-- TASK DATA start --

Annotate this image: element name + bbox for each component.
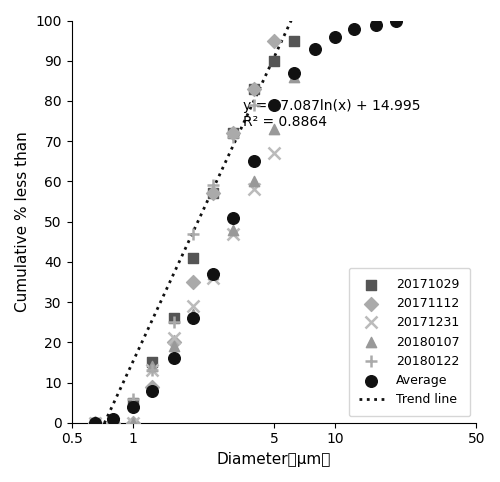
20171029: [190, 254, 198, 262]
20180107: [270, 125, 278, 133]
20171029: [109, 419, 117, 427]
20171231: [210, 275, 216, 281]
Average: [109, 415, 117, 423]
20180107: [250, 177, 258, 185]
20171112: [170, 338, 178, 346]
20180107: [209, 270, 217, 278]
Text: y = 47.087ln(x) + 14.995
R² = 0.8864: y = 47.087ln(x) + 14.995 R² = 0.8864: [242, 99, 420, 129]
20171029: [270, 57, 278, 65]
Average: [270, 101, 278, 109]
Average: [350, 25, 358, 32]
20171029: [209, 189, 217, 197]
20171029: [290, 37, 298, 44]
Average: [190, 314, 198, 322]
Average: [392, 17, 400, 25]
Average: [170, 354, 178, 362]
20171112: [90, 419, 98, 427]
20180107: [170, 342, 178, 350]
20171112: [209, 189, 217, 197]
20180122: [190, 231, 196, 237]
Trend line: [89, 447, 95, 453]
20171231: [92, 420, 98, 426]
20180122: [92, 420, 98, 426]
20180107: [148, 362, 156, 370]
Average: [90, 419, 98, 427]
Trend line: [297, 0, 303, 4]
20171231: [171, 335, 177, 341]
Trend line: [274, 49, 280, 54]
20171029: [90, 419, 98, 427]
20180122: [130, 396, 136, 402]
20171029: [250, 85, 258, 93]
20171029: [170, 314, 178, 322]
20171231: [271, 150, 277, 156]
Average: [331, 33, 339, 40]
Line: 20171231: 20171231: [89, 147, 280, 428]
20171112: [250, 85, 258, 93]
20171112: [230, 129, 237, 137]
20171231: [130, 420, 136, 426]
20171029: [230, 129, 237, 137]
Y-axis label: Cumulative % less than: Cumulative % less than: [15, 131, 30, 312]
20180107: [190, 310, 198, 318]
20171029: [128, 399, 136, 406]
Average: [128, 403, 136, 411]
20171231: [110, 420, 116, 426]
20171231: [252, 187, 258, 192]
20180122: [149, 368, 155, 374]
20171029: [148, 359, 156, 366]
20180122: [252, 102, 258, 108]
Average: [372, 21, 380, 28]
20171231: [190, 303, 196, 309]
20180107: [290, 73, 298, 80]
20180107: [128, 419, 136, 427]
20171231: [149, 368, 155, 374]
20180122: [230, 134, 236, 140]
20180107: [230, 226, 237, 233]
Average: [311, 45, 319, 53]
Average: [230, 214, 237, 221]
20171231: [230, 231, 236, 237]
Average: [290, 69, 298, 77]
Line: 20180122: 20180122: [89, 99, 260, 428]
Average: [250, 158, 258, 165]
20180107: [90, 419, 98, 427]
Average: [209, 270, 217, 278]
20171112: [148, 383, 156, 390]
Trend line: [272, 54, 278, 59]
Line: Trend line: Trend line: [92, 0, 476, 450]
20171112: [270, 37, 278, 44]
20180107: [109, 419, 117, 427]
Average: [148, 387, 156, 394]
Legend: 20171029, 20171112, 20171231, 20180107, 20180122, Average, Trend line: 20171029, 20171112, 20171231, 20180107, …: [349, 268, 470, 416]
X-axis label: Diameter（μm）: Diameter（μm）: [217, 452, 331, 467]
20171112: [109, 419, 117, 427]
20180122: [110, 416, 116, 422]
20180122: [210, 183, 216, 188]
20171112: [128, 419, 136, 427]
20171112: [190, 278, 198, 286]
20180122: [171, 319, 177, 325]
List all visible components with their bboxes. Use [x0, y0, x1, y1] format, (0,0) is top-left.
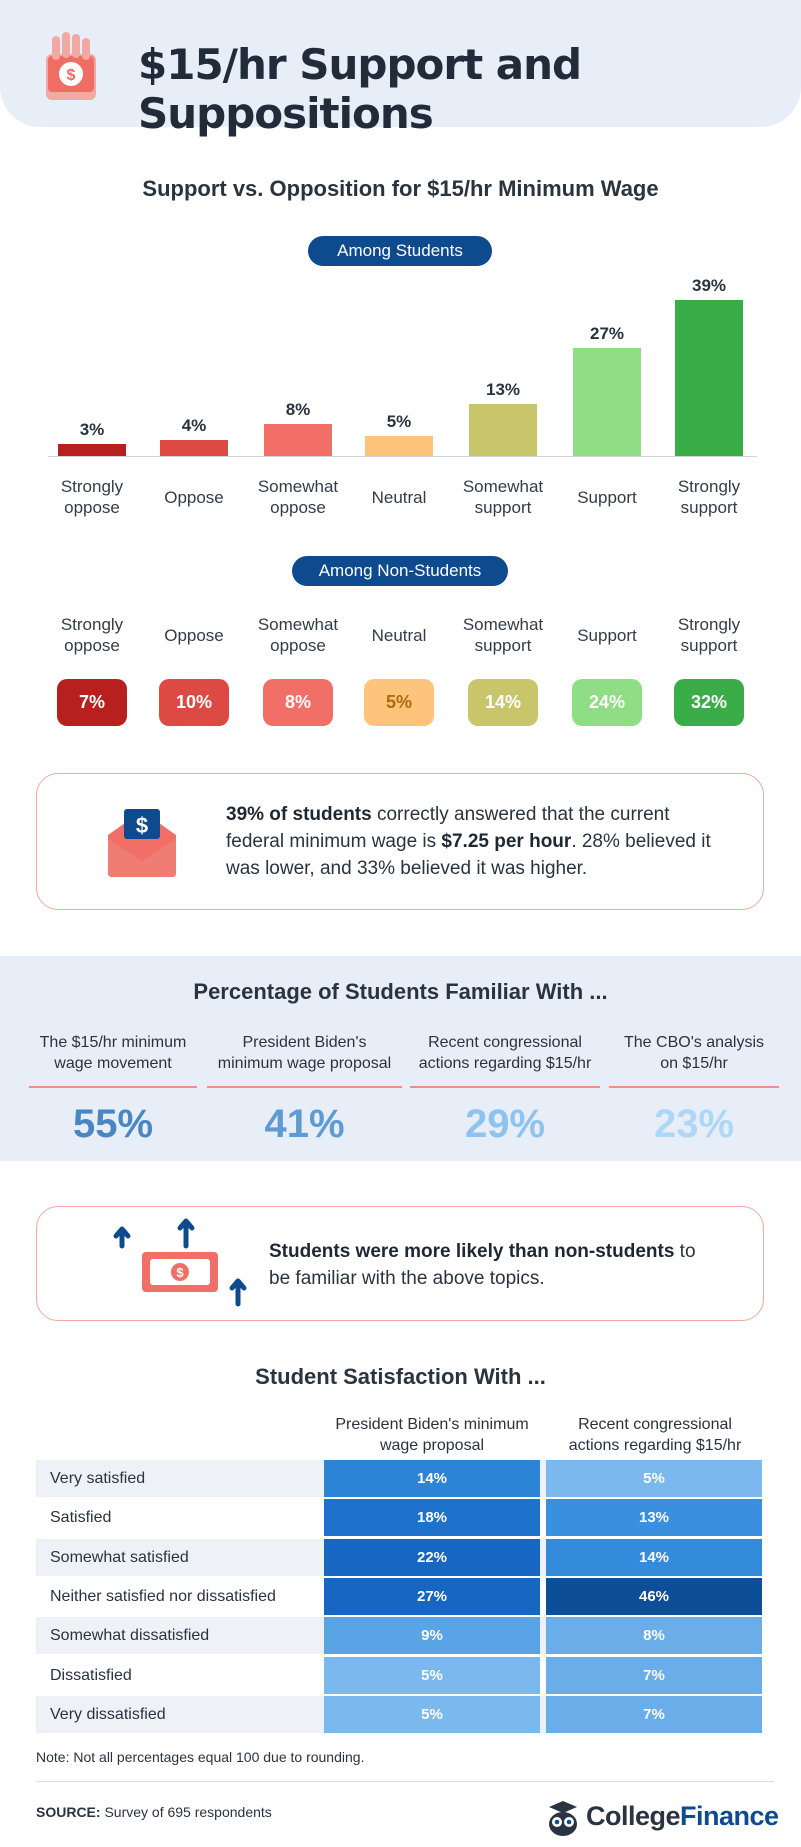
familiarity-divider [207, 1086, 402, 1088]
nonstudent-badge: 14% [468, 679, 538, 726]
satisfaction-row-label: Very satisfied [50, 1470, 146, 1487]
bar-value-label: 5% [387, 412, 412, 431]
familiarity-value: 29% [464, 1102, 546, 1146]
student-category-label: Somewhat support [462, 477, 544, 517]
nonstudent-badge: 5% [364, 679, 434, 726]
bar-value-label: 4% [182, 416, 207, 435]
familiarity-band [0, 956, 801, 1161]
satisfaction-row-label: Satisfied [50, 1509, 112, 1526]
satisfaction-cell: 18% [324, 1499, 540, 1536]
satisfaction-cell: 14% [546, 1539, 762, 1576]
nonstudent-category-label: Oppose [164, 626, 224, 645]
familiarity-value: 23% [653, 1102, 735, 1146]
bar-oppose [160, 440, 228, 456]
collegefinance-logo: CollegeFinance [546, 1795, 779, 1839]
familiarity-item: President Biden's minimum wage proposal 41… [207, 1032, 402, 1147]
familiarity-divider [29, 1086, 197, 1088]
owl-logo-icon [549, 1801, 577, 1836]
satisfaction-col-biden: President Biden's minimum wage proposal [335, 1416, 529, 1454]
satisfaction-cell: 7% [546, 1696, 762, 1733]
svg-text:$: $ [176, 1265, 184, 1280]
satisfaction-row-label: Somewhat satisfied [50, 1549, 189, 1566]
callout-minimum-wage-text: 39% of students correctly answered that … [226, 804, 711, 879]
satisfaction-cell: 5% [324, 1696, 540, 1733]
students-bar-chart: 3% 4% 8% 5% 13% 27% 39% [48, 276, 757, 457]
familiarity-label: The $15/hr minimum wage movement [39, 1034, 187, 1072]
satisfaction-cell: 14% [324, 1460, 540, 1497]
nonstudent-badge: 24% [572, 679, 642, 726]
page-title: $15/hr Support and Suppositions [138, 40, 582, 138]
satisfaction-row-label: Dissatisfied [50, 1667, 132, 1684]
familiarity-value: 55% [72, 1102, 154, 1146]
satisfaction-cell: 22% [324, 1539, 540, 1576]
money-arrows-icon: $ [113, 1218, 247, 1307]
bar-strongly-support [675, 300, 743, 456]
money-hand-icon: $ [46, 32, 96, 100]
svg-text:$: $ [136, 813, 148, 838]
support-section-title: Support vs. Opposition for $15/hr Minimu… [142, 176, 659, 201]
bar-somewhat-support [469, 404, 537, 456]
header-banner: $ $15/hr Support and Suppositions [0, 0, 801, 138]
bar-value-label: 39% [692, 276, 726, 295]
satisfaction-cell: 27% [324, 1578, 540, 1615]
bar-value-label: 27% [590, 324, 624, 343]
satisfaction-row-label: Neither satisfied nor dissatisfied [50, 1588, 276, 1605]
nonstudent-badge: 10% [159, 679, 229, 726]
nonstudent-badge: 8% [263, 679, 333, 726]
students-pill: Among Students [308, 236, 492, 266]
familiarity-title: Percentage of Students Familiar With ... [193, 979, 608, 1004]
familiarity-item: Recent congressional actions regarding $1… [410, 1032, 600, 1147]
satisfaction-cell: 46% [546, 1578, 762, 1615]
familiarity-item: The CBO's analysis on $15/hr 23% [609, 1032, 779, 1147]
logo-text: CollegeFinance [586, 1801, 779, 1831]
nonstudents-pill: Among Non-Students [292, 556, 508, 586]
student-category-label: Somewhat oppose [257, 477, 339, 517]
bar-value-label: 13% [486, 380, 520, 399]
nonstudent-category-label: Strongly support [677, 615, 741, 655]
familiarity-value: 41% [264, 1102, 345, 1146]
envelope-money-icon: $ [108, 809, 176, 877]
satisfaction-row-label: Somewhat dissatisfied [50, 1627, 210, 1644]
student-category-label: Strongly support [677, 477, 741, 517]
footnote: Note: Not all percentages equal 100 due … [36, 1749, 365, 1765]
satisfaction-cell: 5% [324, 1657, 540, 1694]
satisfaction-cell: 7% [546, 1657, 762, 1694]
nonstudent-badge: 7% [57, 679, 127, 726]
nonstudent-category-label: Strongly oppose [60, 615, 124, 655]
familiarity-divider [609, 1086, 779, 1088]
bar-value-label: 8% [286, 400, 311, 419]
satisfaction-cell: 9% [324, 1617, 540, 1654]
familiarity-label: The CBO's analysis on $15/hr [624, 1034, 764, 1072]
nonstudent-category-label: Somewhat support [462, 615, 544, 655]
source-note: SOURCE: Survey of 695 respondents [36, 1804, 272, 1820]
student-category-label: Oppose [164, 488, 224, 507]
footer-divider [36, 1781, 774, 1782]
student-category-label: Neutral [371, 488, 427, 507]
familiarity-divider [410, 1086, 600, 1088]
satisfaction-cell: 5% [546, 1460, 762, 1497]
familiarity-label: President Biden's minimum wage proposal [217, 1034, 392, 1072]
bar-strongly-oppose [58, 444, 126, 456]
satisfaction-col-congress: Recent congressional actions regarding $1… [568, 1416, 742, 1454]
student-category-label: Strongly oppose [60, 477, 124, 517]
familiarity-item: The $15/hr minimum wage movement 55% [29, 1032, 197, 1147]
bar-neutral [365, 436, 433, 456]
satisfaction-row-label: Very dissatisfied [50, 1706, 166, 1723]
bar-somewhat-oppose [264, 424, 332, 456]
bar-support [573, 348, 641, 456]
familiarity-label: Recent congressional actions regarding $1… [418, 1034, 592, 1072]
callout-familiarity-text: Students were more likely than non-stude… [269, 1241, 696, 1289]
svg-text:$: $ [67, 67, 76, 84]
nonstudent-badge: 32% [674, 679, 744, 726]
satisfaction-cell: 13% [546, 1499, 762, 1536]
nonstudent-category-label: Support [577, 626, 637, 645]
satisfaction-cell: 8% [546, 1617, 762, 1654]
nonstudent-category-label: Somewhat oppose [257, 615, 339, 655]
student-category-label: Support [577, 488, 637, 507]
bar-value-label: 3% [80, 420, 105, 439]
satisfaction-title: Student Satisfaction With ... [255, 1364, 546, 1389]
nonstudent-category-label: Neutral [371, 626, 427, 645]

-- TASK DATA end --

* **YOUR INSTRUCTIONS**
Please rewrite the rows from the line with "20171029: [190, 254, 198, 262]" to the line with "20180107: [90, 419, 98, 427]", changing "Trend line" to "Fitted curve" and leaving everything else the same.

* **WRITTEN RESPONSE**
20171029: [190, 254, 198, 262]
20180107: [270, 125, 278, 133]
20171029: [109, 419, 117, 427]
20171231: [210, 275, 216, 281]
Average: [109, 415, 117, 423]
20180107: [250, 177, 258, 185]
20171112: [170, 338, 178, 346]
20180107: [209, 270, 217, 278]
Text: y = 47.087ln(x) + 14.995
R² = 0.8864: y = 47.087ln(x) + 14.995 R² = 0.8864: [242, 99, 420, 129]
20171029: [270, 57, 278, 65]
Average: [270, 101, 278, 109]
Average: [350, 25, 358, 32]
20171029: [209, 189, 217, 197]
20171029: [290, 37, 298, 44]
Average: [190, 314, 198, 322]
Average: [392, 17, 400, 25]
Average: [170, 354, 178, 362]
20171112: [90, 419, 98, 427]
20180107: [170, 342, 178, 350]
20171112: [209, 189, 217, 197]
20180122: [190, 231, 196, 237]
Fitted curve: [89, 447, 95, 453]
20171231: [92, 420, 98, 426]
20180122: [92, 420, 98, 426]
20180107: [148, 362, 156, 370]
Average: [90, 419, 98, 427]
Fitted curve: [297, 0, 303, 4]
20171231: [171, 335, 177, 341]
Fitted curve: [274, 49, 280, 54]
20171029: [90, 419, 98, 427]
20180122: [130, 396, 136, 402]
20171029: [250, 85, 258, 93]
20171029: [170, 314, 178, 322]
20171231: [271, 150, 277, 156]
Average: [331, 33, 339, 40]
Line: 20171231: 20171231: [89, 147, 280, 428]
20171112: [250, 85, 258, 93]
20171112: [230, 129, 237, 137]
20171231: [130, 420, 136, 426]
20171029: [230, 129, 237, 137]
Y-axis label: Cumulative % less than: Cumulative % less than: [15, 131, 30, 312]
20180107: [190, 310, 198, 318]
20171029: [128, 399, 136, 406]
Average: [128, 403, 136, 411]
20171231: [110, 420, 116, 426]
20171231: [252, 187, 258, 192]
20180122: [149, 368, 155, 374]
20171029: [148, 359, 156, 366]
20180122: [252, 102, 258, 108]
Average: [372, 21, 380, 28]
20171231: [190, 303, 196, 309]
20180107: [290, 73, 298, 80]
20180107: [128, 419, 136, 427]
20171231: [149, 368, 155, 374]
20180122: [230, 134, 236, 140]
20180107: [230, 226, 237, 233]
Average: [311, 45, 319, 53]
Average: [230, 214, 237, 221]
20171231: [230, 231, 236, 237]
Average: [290, 69, 298, 77]
Line: 20180122: 20180122: [89, 99, 260, 428]
Average: [250, 158, 258, 165]
20180107: [90, 419, 98, 427]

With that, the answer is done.